Filter these entries, keeping only lines that hold the word "untuk".

[Items from a data source]
• • • •

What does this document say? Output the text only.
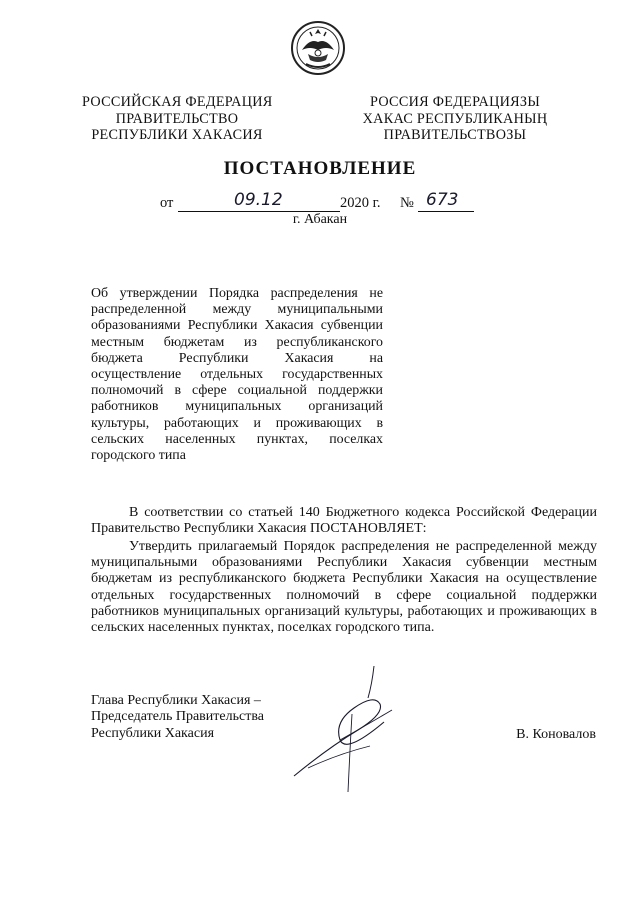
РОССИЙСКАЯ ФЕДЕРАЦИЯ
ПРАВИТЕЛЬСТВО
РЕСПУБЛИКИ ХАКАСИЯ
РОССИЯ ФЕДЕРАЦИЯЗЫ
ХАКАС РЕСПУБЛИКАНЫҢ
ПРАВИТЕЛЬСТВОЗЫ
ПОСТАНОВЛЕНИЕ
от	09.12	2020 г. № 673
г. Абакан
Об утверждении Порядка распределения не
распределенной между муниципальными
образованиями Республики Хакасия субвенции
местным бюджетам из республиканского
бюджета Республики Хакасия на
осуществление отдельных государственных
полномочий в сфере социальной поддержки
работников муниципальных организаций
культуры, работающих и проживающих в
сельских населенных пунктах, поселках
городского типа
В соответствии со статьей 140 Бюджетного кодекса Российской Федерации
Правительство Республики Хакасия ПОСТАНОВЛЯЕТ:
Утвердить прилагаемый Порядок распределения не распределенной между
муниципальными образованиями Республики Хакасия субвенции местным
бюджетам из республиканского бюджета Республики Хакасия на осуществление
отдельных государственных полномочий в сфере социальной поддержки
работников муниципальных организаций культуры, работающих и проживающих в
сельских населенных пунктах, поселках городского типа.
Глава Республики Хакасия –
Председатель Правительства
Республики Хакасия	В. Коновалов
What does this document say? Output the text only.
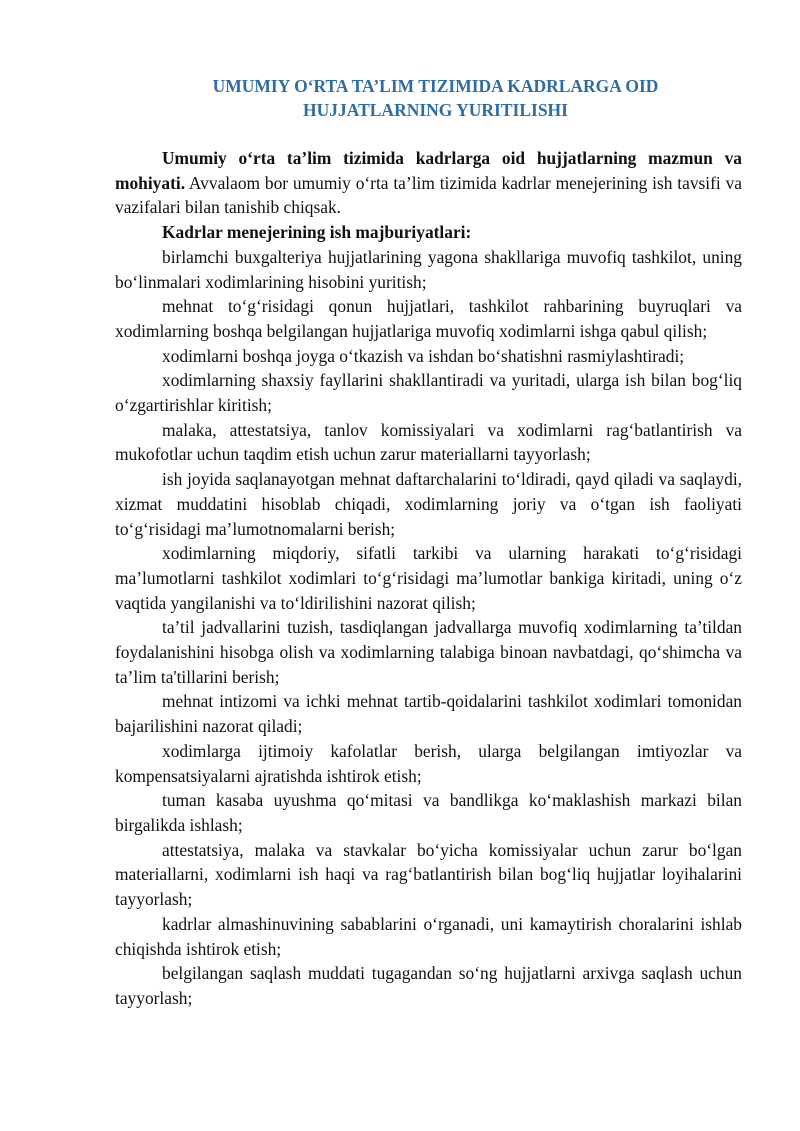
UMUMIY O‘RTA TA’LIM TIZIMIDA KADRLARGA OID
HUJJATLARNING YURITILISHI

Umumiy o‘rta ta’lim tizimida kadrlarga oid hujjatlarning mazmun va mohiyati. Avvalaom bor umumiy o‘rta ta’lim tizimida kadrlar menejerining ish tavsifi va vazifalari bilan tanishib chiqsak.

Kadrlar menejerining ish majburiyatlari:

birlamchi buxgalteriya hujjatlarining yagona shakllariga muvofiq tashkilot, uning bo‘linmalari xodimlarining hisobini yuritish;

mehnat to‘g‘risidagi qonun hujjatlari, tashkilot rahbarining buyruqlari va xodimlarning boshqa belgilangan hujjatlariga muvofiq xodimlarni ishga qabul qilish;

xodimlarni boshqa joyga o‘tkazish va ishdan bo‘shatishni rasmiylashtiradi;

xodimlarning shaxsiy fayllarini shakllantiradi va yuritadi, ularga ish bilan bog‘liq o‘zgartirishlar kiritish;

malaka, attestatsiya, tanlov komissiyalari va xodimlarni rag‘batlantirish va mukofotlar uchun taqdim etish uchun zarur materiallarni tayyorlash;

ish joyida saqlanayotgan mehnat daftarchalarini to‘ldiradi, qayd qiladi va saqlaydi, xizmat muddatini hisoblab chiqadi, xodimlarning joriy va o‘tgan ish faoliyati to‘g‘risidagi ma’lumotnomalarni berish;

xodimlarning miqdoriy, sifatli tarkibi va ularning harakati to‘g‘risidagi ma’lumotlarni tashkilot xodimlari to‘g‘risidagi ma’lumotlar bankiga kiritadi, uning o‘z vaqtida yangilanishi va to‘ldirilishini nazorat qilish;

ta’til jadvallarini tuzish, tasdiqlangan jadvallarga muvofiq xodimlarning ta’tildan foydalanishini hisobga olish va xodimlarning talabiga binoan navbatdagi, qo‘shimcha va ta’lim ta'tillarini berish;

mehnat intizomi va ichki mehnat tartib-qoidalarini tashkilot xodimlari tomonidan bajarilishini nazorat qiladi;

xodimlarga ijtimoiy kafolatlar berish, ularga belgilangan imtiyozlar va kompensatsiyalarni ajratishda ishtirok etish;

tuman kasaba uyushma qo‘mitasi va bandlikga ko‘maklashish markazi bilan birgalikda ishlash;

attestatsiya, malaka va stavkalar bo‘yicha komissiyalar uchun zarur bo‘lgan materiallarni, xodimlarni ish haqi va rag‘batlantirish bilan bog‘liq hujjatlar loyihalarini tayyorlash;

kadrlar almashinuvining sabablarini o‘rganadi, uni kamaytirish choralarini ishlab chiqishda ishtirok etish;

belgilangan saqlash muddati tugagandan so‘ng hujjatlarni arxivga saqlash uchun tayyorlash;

• • • •

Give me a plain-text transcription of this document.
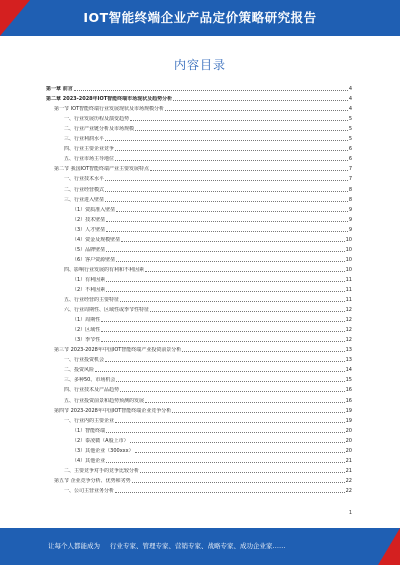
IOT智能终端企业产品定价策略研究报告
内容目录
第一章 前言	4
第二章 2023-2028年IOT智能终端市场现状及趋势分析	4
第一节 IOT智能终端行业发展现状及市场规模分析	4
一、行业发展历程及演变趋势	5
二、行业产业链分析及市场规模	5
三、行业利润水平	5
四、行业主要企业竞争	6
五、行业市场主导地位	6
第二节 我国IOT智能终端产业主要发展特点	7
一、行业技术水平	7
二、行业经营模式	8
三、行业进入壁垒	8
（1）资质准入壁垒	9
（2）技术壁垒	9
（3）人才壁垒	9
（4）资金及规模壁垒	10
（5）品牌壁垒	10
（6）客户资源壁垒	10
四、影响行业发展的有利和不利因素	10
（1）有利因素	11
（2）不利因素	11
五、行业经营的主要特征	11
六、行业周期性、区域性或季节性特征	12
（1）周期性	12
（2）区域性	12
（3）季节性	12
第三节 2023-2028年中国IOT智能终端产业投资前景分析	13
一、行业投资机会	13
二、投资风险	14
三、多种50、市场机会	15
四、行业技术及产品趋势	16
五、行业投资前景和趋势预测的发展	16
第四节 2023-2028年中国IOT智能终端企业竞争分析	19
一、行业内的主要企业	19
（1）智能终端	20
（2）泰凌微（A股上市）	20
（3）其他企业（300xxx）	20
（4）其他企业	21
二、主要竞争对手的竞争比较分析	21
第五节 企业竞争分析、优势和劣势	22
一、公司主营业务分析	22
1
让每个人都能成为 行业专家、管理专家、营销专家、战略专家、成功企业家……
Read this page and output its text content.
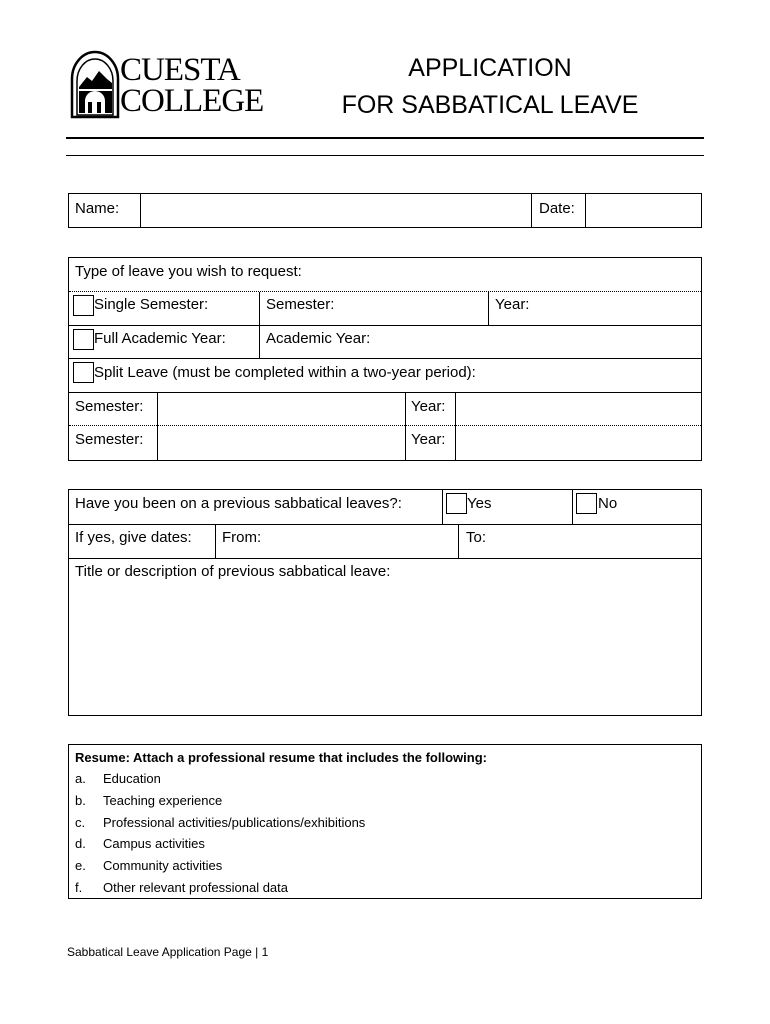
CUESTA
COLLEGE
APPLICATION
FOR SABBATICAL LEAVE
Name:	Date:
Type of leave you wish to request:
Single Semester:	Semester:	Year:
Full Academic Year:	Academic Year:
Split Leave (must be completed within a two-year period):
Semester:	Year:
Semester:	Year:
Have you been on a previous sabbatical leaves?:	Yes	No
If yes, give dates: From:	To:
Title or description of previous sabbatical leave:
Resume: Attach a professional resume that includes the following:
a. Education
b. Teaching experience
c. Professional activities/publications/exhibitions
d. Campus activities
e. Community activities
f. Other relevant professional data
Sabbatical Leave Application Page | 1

• • • •

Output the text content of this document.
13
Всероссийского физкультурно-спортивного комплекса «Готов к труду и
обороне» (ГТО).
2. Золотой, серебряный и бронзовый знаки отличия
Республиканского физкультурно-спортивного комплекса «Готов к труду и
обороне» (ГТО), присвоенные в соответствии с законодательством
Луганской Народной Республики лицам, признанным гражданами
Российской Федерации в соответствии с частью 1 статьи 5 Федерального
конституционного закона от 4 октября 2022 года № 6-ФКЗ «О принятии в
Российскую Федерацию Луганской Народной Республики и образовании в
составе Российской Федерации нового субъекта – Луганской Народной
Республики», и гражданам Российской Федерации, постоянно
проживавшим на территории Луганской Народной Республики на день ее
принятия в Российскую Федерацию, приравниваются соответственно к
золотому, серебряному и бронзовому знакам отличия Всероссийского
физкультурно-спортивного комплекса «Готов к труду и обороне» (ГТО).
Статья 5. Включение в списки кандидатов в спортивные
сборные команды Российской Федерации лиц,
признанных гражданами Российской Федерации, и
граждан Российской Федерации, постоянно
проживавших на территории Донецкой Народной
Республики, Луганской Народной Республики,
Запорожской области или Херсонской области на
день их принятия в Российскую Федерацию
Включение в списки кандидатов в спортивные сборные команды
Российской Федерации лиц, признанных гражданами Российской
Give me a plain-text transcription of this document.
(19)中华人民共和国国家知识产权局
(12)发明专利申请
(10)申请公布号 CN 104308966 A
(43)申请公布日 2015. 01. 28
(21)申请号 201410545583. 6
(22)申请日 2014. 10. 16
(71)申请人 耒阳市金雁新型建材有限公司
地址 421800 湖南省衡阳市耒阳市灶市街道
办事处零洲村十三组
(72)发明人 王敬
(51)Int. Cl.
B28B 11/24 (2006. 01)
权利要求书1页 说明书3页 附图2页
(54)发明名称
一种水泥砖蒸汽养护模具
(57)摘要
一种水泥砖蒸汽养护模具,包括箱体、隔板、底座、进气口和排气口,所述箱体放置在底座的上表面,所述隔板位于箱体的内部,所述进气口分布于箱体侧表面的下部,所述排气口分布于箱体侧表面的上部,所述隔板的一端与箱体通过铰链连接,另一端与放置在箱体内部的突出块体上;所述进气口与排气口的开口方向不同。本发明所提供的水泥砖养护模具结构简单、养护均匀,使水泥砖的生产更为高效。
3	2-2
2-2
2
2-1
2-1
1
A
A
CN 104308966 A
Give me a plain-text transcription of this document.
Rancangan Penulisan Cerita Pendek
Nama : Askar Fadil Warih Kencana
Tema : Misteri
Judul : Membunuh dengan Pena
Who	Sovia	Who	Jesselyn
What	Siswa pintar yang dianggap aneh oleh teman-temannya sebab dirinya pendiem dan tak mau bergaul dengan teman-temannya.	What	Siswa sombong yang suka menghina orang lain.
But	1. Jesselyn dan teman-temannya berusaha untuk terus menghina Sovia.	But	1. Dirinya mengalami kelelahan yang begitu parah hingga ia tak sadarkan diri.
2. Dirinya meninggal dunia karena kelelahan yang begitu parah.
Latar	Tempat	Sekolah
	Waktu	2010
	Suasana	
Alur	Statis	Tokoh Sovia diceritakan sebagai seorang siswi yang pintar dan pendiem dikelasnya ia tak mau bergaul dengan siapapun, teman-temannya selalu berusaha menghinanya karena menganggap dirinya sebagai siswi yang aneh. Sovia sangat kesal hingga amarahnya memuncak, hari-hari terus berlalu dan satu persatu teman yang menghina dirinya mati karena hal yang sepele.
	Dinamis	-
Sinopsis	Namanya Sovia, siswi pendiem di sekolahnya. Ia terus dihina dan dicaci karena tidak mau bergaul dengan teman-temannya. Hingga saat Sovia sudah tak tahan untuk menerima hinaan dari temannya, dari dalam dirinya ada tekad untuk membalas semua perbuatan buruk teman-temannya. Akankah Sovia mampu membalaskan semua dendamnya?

• • • •

● **REPLY**:
But	1. Jesselyn dan teman-temannya berusaha untuk terus menghina Sovia.	But	1. Dirinya mengalami kelelahan yang begitu parah hingga ia tak sadarkan diri.
Sinopsis	Namanya Sovia, siswi pendiem di sekolahnya. Ia terus dihina dan dicaci karena tidak mau bergaul dengan teman-temannya. Hingga saat Sovia sudah tak tahan untuk menerima hinaan dari temannya, dari dalam dirinya ada tekad untuk membalas semua perbuatan buruk teman-temannya. Akankah Sovia mampu membalaskan semua dendamnya?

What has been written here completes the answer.